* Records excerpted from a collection

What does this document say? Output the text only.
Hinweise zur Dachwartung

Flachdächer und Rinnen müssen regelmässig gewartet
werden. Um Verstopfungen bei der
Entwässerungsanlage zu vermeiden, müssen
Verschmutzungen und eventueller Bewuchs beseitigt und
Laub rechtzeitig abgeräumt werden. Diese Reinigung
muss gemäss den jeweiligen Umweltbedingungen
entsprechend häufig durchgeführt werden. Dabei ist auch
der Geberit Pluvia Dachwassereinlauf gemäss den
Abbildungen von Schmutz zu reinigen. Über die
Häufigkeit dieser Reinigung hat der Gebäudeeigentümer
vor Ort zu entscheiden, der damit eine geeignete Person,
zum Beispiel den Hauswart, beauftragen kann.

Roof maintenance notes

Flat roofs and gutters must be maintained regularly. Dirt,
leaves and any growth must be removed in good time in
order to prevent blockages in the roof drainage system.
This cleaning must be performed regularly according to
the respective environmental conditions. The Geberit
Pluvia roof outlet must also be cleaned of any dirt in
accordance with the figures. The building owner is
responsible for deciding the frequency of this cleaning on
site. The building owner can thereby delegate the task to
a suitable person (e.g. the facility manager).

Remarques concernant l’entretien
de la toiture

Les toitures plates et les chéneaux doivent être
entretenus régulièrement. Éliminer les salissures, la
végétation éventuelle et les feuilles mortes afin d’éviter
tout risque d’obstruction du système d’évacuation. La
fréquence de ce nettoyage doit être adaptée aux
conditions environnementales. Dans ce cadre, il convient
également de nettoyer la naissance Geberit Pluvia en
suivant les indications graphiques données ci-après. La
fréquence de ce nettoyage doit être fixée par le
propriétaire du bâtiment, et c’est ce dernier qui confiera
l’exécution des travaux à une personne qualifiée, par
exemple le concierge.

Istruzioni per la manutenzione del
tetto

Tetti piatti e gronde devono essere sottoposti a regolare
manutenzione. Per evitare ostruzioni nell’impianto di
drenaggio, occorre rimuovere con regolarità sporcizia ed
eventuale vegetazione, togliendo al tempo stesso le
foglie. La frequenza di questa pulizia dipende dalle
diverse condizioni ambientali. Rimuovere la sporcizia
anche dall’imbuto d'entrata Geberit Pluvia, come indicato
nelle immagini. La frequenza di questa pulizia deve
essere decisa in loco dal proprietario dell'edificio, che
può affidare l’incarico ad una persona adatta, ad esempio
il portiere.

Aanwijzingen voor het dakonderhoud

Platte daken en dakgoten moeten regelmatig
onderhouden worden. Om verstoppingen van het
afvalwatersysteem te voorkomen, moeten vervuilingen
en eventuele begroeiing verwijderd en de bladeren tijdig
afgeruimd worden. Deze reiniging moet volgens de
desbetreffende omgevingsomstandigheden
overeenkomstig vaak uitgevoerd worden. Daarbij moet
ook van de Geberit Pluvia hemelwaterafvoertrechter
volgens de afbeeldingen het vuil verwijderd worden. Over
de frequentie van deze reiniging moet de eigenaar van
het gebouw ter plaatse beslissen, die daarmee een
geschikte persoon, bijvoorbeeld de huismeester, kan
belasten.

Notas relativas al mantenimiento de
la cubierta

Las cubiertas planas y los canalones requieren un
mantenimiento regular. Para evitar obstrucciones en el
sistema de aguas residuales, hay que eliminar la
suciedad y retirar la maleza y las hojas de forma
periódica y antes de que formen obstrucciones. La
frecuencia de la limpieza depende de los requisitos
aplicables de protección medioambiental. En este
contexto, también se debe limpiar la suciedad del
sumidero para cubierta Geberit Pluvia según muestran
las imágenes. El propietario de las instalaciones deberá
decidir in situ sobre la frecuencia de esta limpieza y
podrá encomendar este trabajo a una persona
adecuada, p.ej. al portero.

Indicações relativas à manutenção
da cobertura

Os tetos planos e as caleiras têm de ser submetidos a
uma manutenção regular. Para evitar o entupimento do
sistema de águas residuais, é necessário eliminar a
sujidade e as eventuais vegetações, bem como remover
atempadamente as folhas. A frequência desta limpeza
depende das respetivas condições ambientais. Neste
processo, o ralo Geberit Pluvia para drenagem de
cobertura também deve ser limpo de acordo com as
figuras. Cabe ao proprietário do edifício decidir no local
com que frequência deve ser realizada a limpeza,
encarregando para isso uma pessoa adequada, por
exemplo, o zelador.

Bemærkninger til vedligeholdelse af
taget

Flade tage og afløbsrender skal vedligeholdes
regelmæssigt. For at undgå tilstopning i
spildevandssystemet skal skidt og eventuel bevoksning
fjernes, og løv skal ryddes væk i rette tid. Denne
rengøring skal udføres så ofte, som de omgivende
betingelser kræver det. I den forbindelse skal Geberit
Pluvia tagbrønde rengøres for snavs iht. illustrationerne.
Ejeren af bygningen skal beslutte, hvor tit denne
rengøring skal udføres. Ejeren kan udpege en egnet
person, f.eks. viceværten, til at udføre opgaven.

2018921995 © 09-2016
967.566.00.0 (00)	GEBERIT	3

* WORK ORDER
The entries must all be transcribed exactly.

* RESULT
What does this document say? Output the text only.
Hinweise zur Dachwartung

Flachdächer und Rinnen müssen regelmässig gewartet
werden. Um Verstopfungen bei der
Entwässerungsanlage zu vermeiden, müssen
Verschmutzungen und eventueller Bewuchs beseitigt und
Laub rechtzeitig abgeräumt werden. Diese Reinigung
muss gemäss den jeweiligen Umweltbedingungen
entsprechend häufig durchgeführt werden. Dabei ist auch
der Geberit Pluvia Dachwassereinlauf gemäss den
Abbildungen von Schmutz zu reinigen. Über die
Häufigkeit dieser Reinigung hat der Gebäudeeigentümer
vor Ort zu entscheiden, der damit eine geeignete Person,
zum Beispiel den Hauswart, beauftragen kann.

Roof maintenance notes

Flat roofs and gutters must be maintained regularly. Dirt,
leaves and any growth must be removed in good time in
order to prevent blockages in the roof drainage system.
This cleaning must be performed regularly according to
the respective environmental conditions. The Geberit
Pluvia roof outlet must also be cleaned of any dirt in
accordance with the figures. The building owner is
responsible for deciding the frequency of this cleaning on
site. The building owner can thereby delegate the task to
a suitable person (e.g. the facility manager).

Remarques concernant l’entretien
de la toiture

Les toitures plates et les chéneaux doivent être
entretenus régulièrement. Éliminer les salissures, la
végétation éventuelle et les feuilles mortes afin d’éviter
tout risque d’obstruction du système d’évacuation. La
fréquence de ce nettoyage doit être adaptée aux
conditions environnementales. Dans ce cadre, il convient
également de nettoyer la naissance Geberit Pluvia en
suivant les indications graphiques données ci-après. La
fréquence de ce nettoyage doit être fixée par le
propriétaire du bâtiment, et c’est ce dernier qui confiera
l’exécution des travaux à une personne qualifiée, par
exemple le concierge.

Istruzioni per la manutenzione del
tetto

Tetti piatti e gronde devono essere sottoposti a regolare
manutenzione. Per evitare ostruzioni nell’impianto di
drenaggio, occorre rimuovere con regolarità sporcizia ed
eventuale vegetazione, togliendo al tempo stesso le
foglie. La frequenza di questa pulizia dipende dalle
diverse condizioni ambientali. Rimuovere la sporcizia
anche dall’imbuto d'entrata Geberit Pluvia, come indicato
nelle immagini. La frequenza di questa pulizia deve
essere decisa in loco dal proprietario dell'edificio, che
può affidare l’incarico ad una persona adatta, ad esempio
il portiere.

Aanwijzingen voor het dakonderhoud

Platte daken en dakgoten moeten regelmatig
onderhouden worden. Om verstoppingen van het
afvalwatersysteem te voorkomen, moeten vervuilingen
en eventuele begroeiing verwijderd en de bladeren tijdig
afgeruimd worden. Deze reiniging moet volgens de
desbetreffende omgevingsomstandigheden
overeenkomstig vaak uitgevoerd worden. Daarbij moet
ook van de Geberit Pluvia hemelwaterafvoertrechter
volgens de afbeeldingen het vuil verwijderd worden. Over
de frequentie van deze reiniging moet de eigenaar van
het gebouw ter plaatse beslissen, die daarmee een
geschikte persoon, bijvoorbeeld de huismeester, kan
belasten.

Notas relativas al mantenimiento de
la cubierta

Las cubiertas planas y los canalones requieren un
mantenimiento regular. Para evitar obstrucciones en el
sistema de aguas residuales, hay que eliminar la
suciedad y retirar la maleza y las hojas de forma
periódica y antes de que formen obstrucciones. La
frecuencia de la limpieza depende de los requisitos
aplicables de protección medioambiental. En este
contexto, también se debe limpiar la suciedad del
sumidero para cubierta Geberit Pluvia según muestran
las imágenes. El propietario de las instalaciones deberá
decidir in situ sobre la frecuencia de esta limpieza y
podrá encomendar este trabajo a una persona
adecuada, p.ej. al portero.

Indicações relativas à manutenção
da cobertura

Os tetos planos e as caleiras têm de ser submetidos a
uma manutenção regular. Para evitar o entupimento do
sistema de águas residuais, é necessário eliminar a
sujidade e as eventuais vegetações, bem como remover
atempadamente as folhas. A frequência desta limpeza
depende das respetivas condições ambientais. Neste
processo, o ralo Geberit Pluvia para drenagem de
cobertura também deve ser limpo de acordo com as
figuras. Cabe ao proprietário do edifício decidir no local
com que frequência deve ser realizada a limpeza,
encarregando para isso uma pessoa adequada, por
exemplo, o zelador.

Bemærkninger til vedligeholdelse af
taget

Flade tage og afløbsrender skal vedligeholdes
regelmæssigt. For at undgå tilstopning i
spildevandssystemet skal skidt og eventuel bevoksning
fjernes, og løv skal ryddes væk i rette tid. Denne
rengøring skal udføres så ofte, som de omgivende
betingelser kræver det. I den forbindelse skal Geberit
Pluvia tagbrønde rengøres for snavs iht. illustrationerne.
Ejeren af bygningen skal beslutte, hvor tit denne
rengøring skal udføres. Ejeren kan udpege en egnet
person, f.eks. viceværten, til at udføre opgaven.

2018921995 © 09-2016
967.566.00.0 (00)	GEBERIT	3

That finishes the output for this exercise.